» **DIRECTIONS**:
Each line of the material below that holds the word "спутниковая" needs to be copied.

» **ITEMS**:
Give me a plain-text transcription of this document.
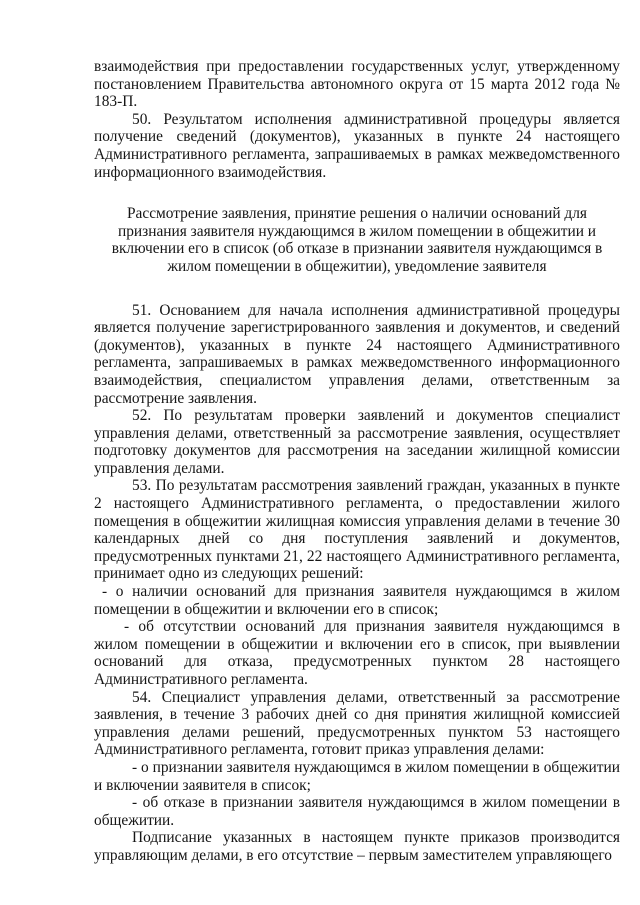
взаимодействия при предоставлении государственных услуг, утвержденному постановлением Правительства автономного округа от 15 марта 2012 года № 183-П.

50. Результатом исполнения административной процедуры является получение сведений (документов), указанных в пункте 24 настоящего Административного регламента, запрашиваемых в рамках межведомственного информационного взаимодействия.

Рассмотрение заявления, принятие решения о наличии оснований для признания заявителя нуждающимся в жилом помещении в общежитии и включении его в список (об отказе в признании заявителя нуждающимся в жилом помещении в общежитии), уведомление заявителя

51. Основанием для начала исполнения административной процедуры является получение зарегистрированного заявления и документов, и сведений (документов), указанных в пункте 24 настоящего Административного регламента, запрашиваемых в рамках межведомственного информационного взаимодействия, специалистом управления делами, ответственным за рассмотрение заявления.

52. По результатам проверки заявлений и документов специалист управления делами, ответственный за рассмотрение заявления, осуществляет подготовку документов для рассмотрения на заседании жилищной комиссии управления делами.

53. По результатам рассмотрения заявлений граждан, указанных в пункте 2 настоящего Административного регламента, о предоставлении жилого помещения в общежитии жилищная комиссия управления делами в течение 30 календарных дней со дня поступления заявлений и документов, предусмотренных пунктами 21, 22 настоящего Административного регламента, принимает одно из следующих решений:

- о наличии оснований для признания заявителя нуждающимся в жилом помещении в общежитии и включении его в список;

- об отсутствии оснований для признания заявителя нуждающимся в жилом помещении в общежитии и включении его в список, при выявлении оснований для отказа, предусмотренных пунктом 28 настоящего Административного регламента.

54. Специалист управления делами, ответственный за рассмотрение заявления, в течение 3 рабочих дней со дня принятия жилищной комиссией управления делами решений, предусмотренных пунктом 53 настоящего Административного регламента, готовит приказ управления делами:

- о признании заявителя нуждающимся в жилом помещении в общежитии и включении заявителя в список;

- об отказе в признании заявителя нуждающимся в жилом помещении в общежитии.

Подписание указанных в настоящем пункте приказов производится управляющим делами, в его отсутствие – первым заместителем управляющего
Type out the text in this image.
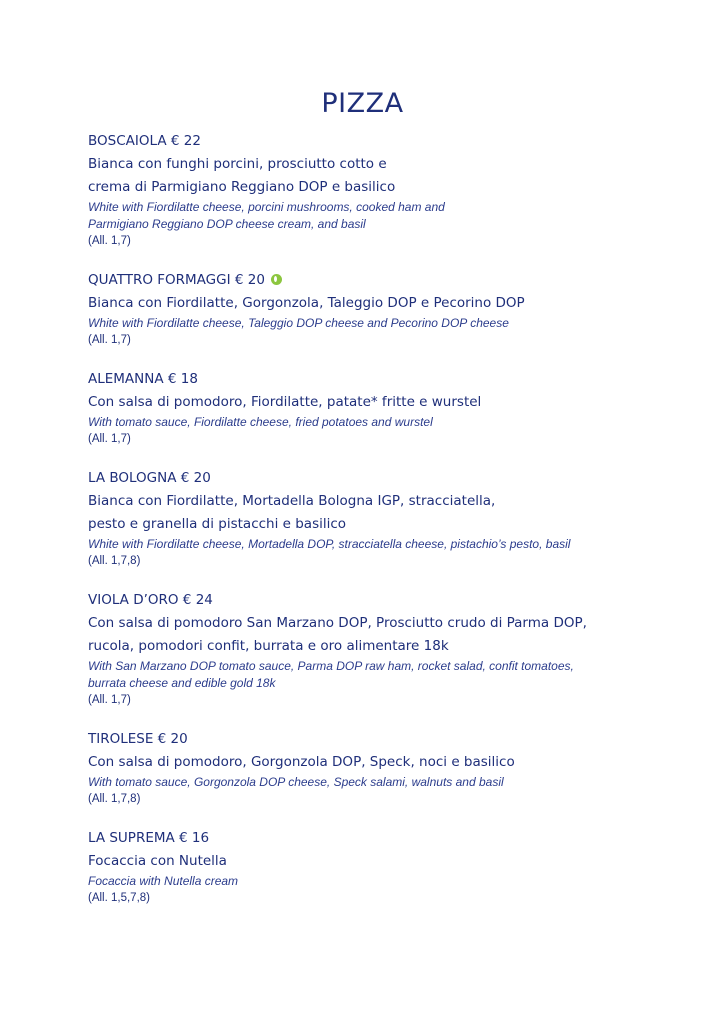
PIZZA
BOSCAIOLA € 22
Bianca con funghi porcini, prosciutto cotto e
crema di Parmigiano Reggiano DOP e basilico
White with Fiordilatte cheese, porcini mushrooms, cooked ham and
Parmigiano Reggiano DOP cheese cream, and basil
(All. 1,7)
QUATTRO FORMAGGI € 20
Bianca con Fiordilatte, Gorgonzola, Taleggio DOP e Pecorino DOP
White with Fiordilatte cheese, Taleggio DOP cheese and Pecorino DOP cheese
(All. 1,7)
ALEMANNA € 18
Con salsa di pomodoro, Fiordilatte, patate* fritte e wurstel
With tomato sauce, Fiordilatte cheese, fried potatoes and wurstel
(All. 1,7)
LA BOLOGNA € 20
Bianca con Fiordilatte, Mortadella Bologna IGP, stracciatella,
pesto e granella di pistacchi e basilico
White with Fiordilatte cheese, Mortadella DOP, stracciatella cheese, pistachio’s pesto, basil
(All. 1,7,8)
VIOLA D’ORO € 24
Con salsa di pomodoro San Marzano DOP, Prosciutto crudo di Parma DOP,
rucola, pomodori confit, burrata e oro alimentare 18k
With San Marzano DOP tomato sauce, Parma DOP raw ham, rocket salad, confit tomatoes,
burrata cheese and edible gold 18k
(All. 1,7)
TIROLESE € 20
Con salsa di pomodoro, Gorgonzola DOP, Speck, noci e basilico
With tomato sauce, Gorgonzola DOP cheese, Speck salami, walnuts and basil
(All. 1,7,8)
LA SUPREMA € 16
Focaccia con Nutella
Focaccia with Nutella cream
(All. 1,5,7,8)
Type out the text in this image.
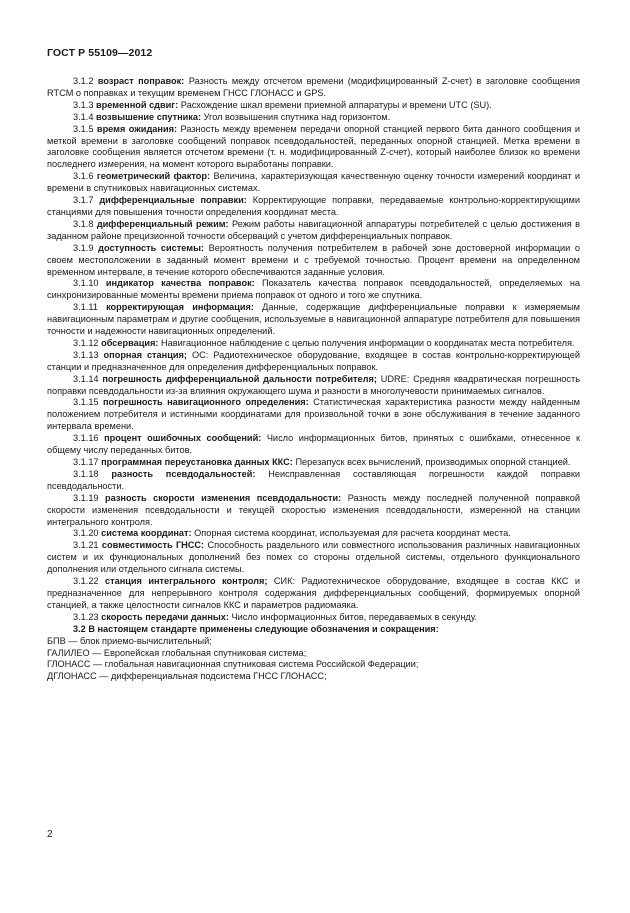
ГОСТ Р 55109—2012

3.1.2 возраст поправок: Разность между отсчетом времени (модифицированный Z-счет) в заголовке сообщения RTCM о поправках и текущим временем ГНСС ГЛОНАСС и GPS.

3.1.3 временной сдвиг: Расхождение шкал времени приемной аппаратуры и времени UTC (SU).

3.1.4 возвышение спутника: Угол возвышения спутника над горизонтом.

3.1.5 время ожидания: Разность между временем передачи опорной станцией первого бита данного сообщения и меткой времени в заголовке сообщений поправок псевдодальностей, переданных опорной станцией. Метка времени в заголовке сообщения является отсчетом времени (т. н. модифицированный Z-счет), который наиболее близок ко времени последнего измерения, на момент которого выработаны поправки.

3.1.6 геометрический фактор: Величина, характеризующая качественную оценку точности измерений координат и времени в спутниковых навигационных системах.

3.1.7 дифференциальные поправки: Корректирующие поправки, передаваемые контрольно-корректирующими станциями для повышения точности определения координат места.

3.1.8 дифференциальный режим: Режим работы навигационной аппаратуры потребителей с целью достижения в заданном районе прецизионной точности обсерваций с учетом дифференциальных поправок.

3.1.9 доступность системы: Вероятность получения потребителем в рабочей зоне достоверной информации о своем местоположении в заданный момент времени и с требуемой точностью. Процент времени на определенном временном интервале, в течение которого обеспечиваются заданные условия.

3.1.10 индикатор качества поправок: Показатель качества поправок псевдодальностей, определяемых на синхронизированные моменты времени приема поправок от одного и того же спутника.

3.1.11 корректирующая информация: Данные, содержащие дифференциальные поправки к измеряемым навигационным параметрам и другие сообщения, используемые в навигационной аппаратуре потребителя для повышения точности и надежности навигационных определений.

3.1.12 обсервация: Навигационное наблюдение с целью получения информации о координатах места потребителя.

3.1.13 опорная станция; ОС: Радиотехническое оборудование, входящее в состав контрольно-корректирующей станции и предназначенное для определения дифференциальных поправок.

3.1.14 погрешность дифференциальной дальности потребителя; UDRE: Средняя квадратическая погрешность поправки псевдодальности из-за влияния окружающего шума и разности в многолучевости принимаемых сигналов.

3.1.15 погрешность навигационного определения: Статистическая характеристика разности между найденным положением потребителя и истинными координатами для произвольной точки в зоне обслуживания в течение заданного интервала времени.

3.1.16 процент ошибочных сообщений: Число информационных битов, принятых с ошибками, отнесенное к общему числу переданных битов.

3.1.17 программная переустановка данных ККС: Перезапуск всех вычислений, производимых опорной станцией.

3.1.18 разность псевдодальностей: Неисправленная составляющая погрешности каждой поправки псевдодальности.

3.1.19 разность скорости изменения псевдодальности: Разность между последней полученной поправкой скорости изменения псевдодальности и текущей скоростью изменения псевдодальности, измеренной на станции интегрального контроля.

3.1.20 система координат: Опорная система координат, используемая для расчета координат места.

3.1.21 совместимость ГНСС: Способность раздельного или совместного использования различных навигационных систем и их функциональных дополнений без помех со стороны отдельной системы, отдельного функционального дополнения или отдельного сигнала системы.

3.1.22 станция интегрального контроля; СИК: Радиотехническое оборудование, входящее в состав ККС и предназначенное для непрерывного контроля содержания дифференциальных сообщений, формируемых опорной станцией, а также целостности сигналов ККС и параметров радиомаяка.

3.1.23 скорость передачи данных: Число информационных битов, передаваемых в секунду.

3.2 В настоящем стандарте применены следующие обозначения и сокращения:

БПВ — блок приемо-вычислительный;

ГАЛИЛЕО — Европейская глобальная спутниковая система;

ГЛОНАСС — глобальная навигационная спутниковая система Российской Федерации;

ДГЛОНАСС — дифференциальная подсистема ГНСС ГЛОНАСС;

2
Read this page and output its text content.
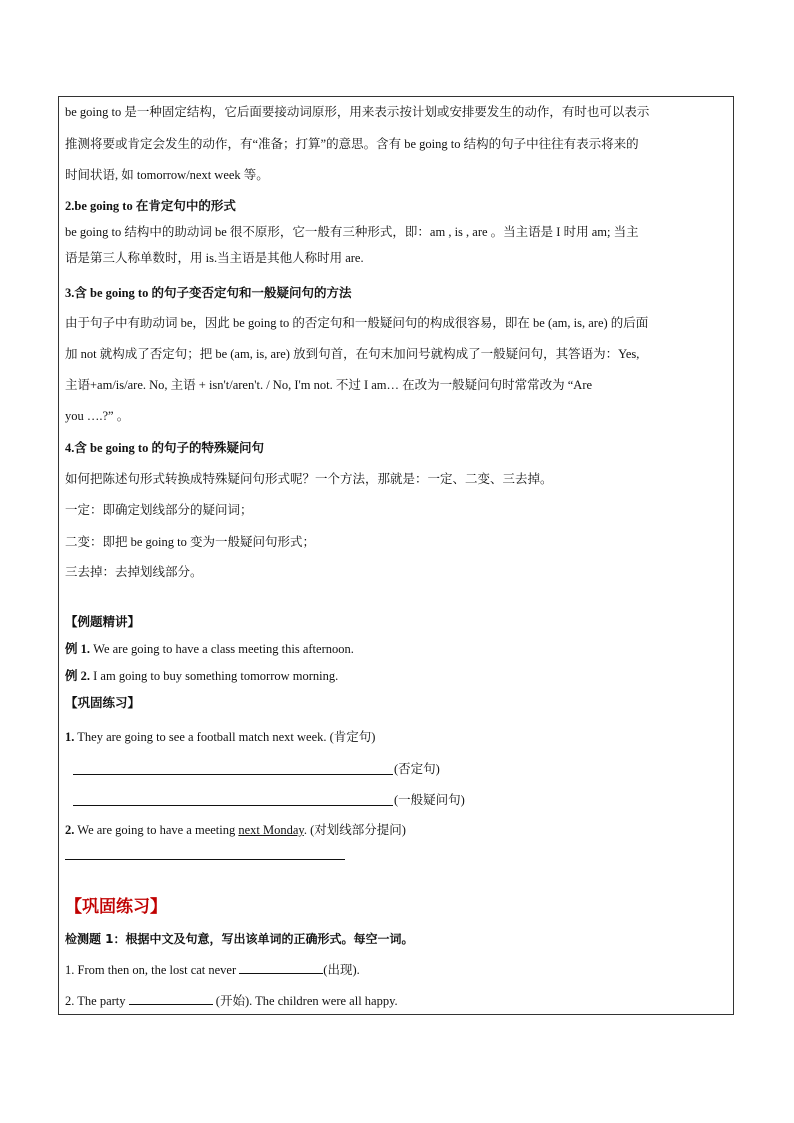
be going to 是一种固定结构，它后面要接动词原形，用来表示按计划或安排要发生的动作，有时也可以表示
推测将要或肯定会发生的动作，有“准备；打算”的意思。含有 be going to 结构的句子中往往有表示将来的
时间状语, 如 tomorrow/next week 等。
2.be going to 在肯定句中的形式
be going to 结构中的助动词 be 很不原形，它一般有三种形式，即：am , is , are 。当主语是 I 时用 am; 当主
语是第三人称单数时，用 is.当主语是其他人称时用 are.
3.含 be going to 的句子变否定句和一般疑问句的方法
由于句子中有助动词 be，因此 be going to 的否定句和一般疑问句的构成很容易，即在 be (am, is, are) 的后面
加 not 就构成了否定句；把 be (am, is, are) 放到句首，在句末加问号就构成了一般疑问句，其答语为：Yes,
主语+am/is/are. No, 主语 + isn't/aren't. / No, I'm not. 不过 I am… 在改为一般疑问句时常常改为 “Are
you ….?” 。
4.含 be going to 的句子的特殊疑问句
如何把陈述句形式转换成特殊疑问句形式呢？一个方法，那就是：一定、二变、三去掉。
一定：即确定划线部分的疑问词；
二变：即把 be going to 变为一般疑问句形式；
三去掉：去掉划线部分。
【例题精讲】
例 1. We are going to have a class meeting this afternoon.
例 2. I am going to buy something tomorrow morning.
【巩固练习】
1. They are going to see a football match next week. (肯定句)
(否定句)
(一般疑问句)
2. We are going to have a meeting next Monday. (对划线部分提问)
【巩固练习】
检测题 1：根据中文及句意，写出该单词的正确形式。每空一词。
1. From then on, the lost cat never	(出现).
2. The party	(开始). The children were all happy.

» **OUTPUT FOR THIS TASK**:
ГАЛИЛЕО — Европейская глобальная спутниковая система;
ГЛОНАСС — глобальная навигационная спутниковая система Российской Федерации;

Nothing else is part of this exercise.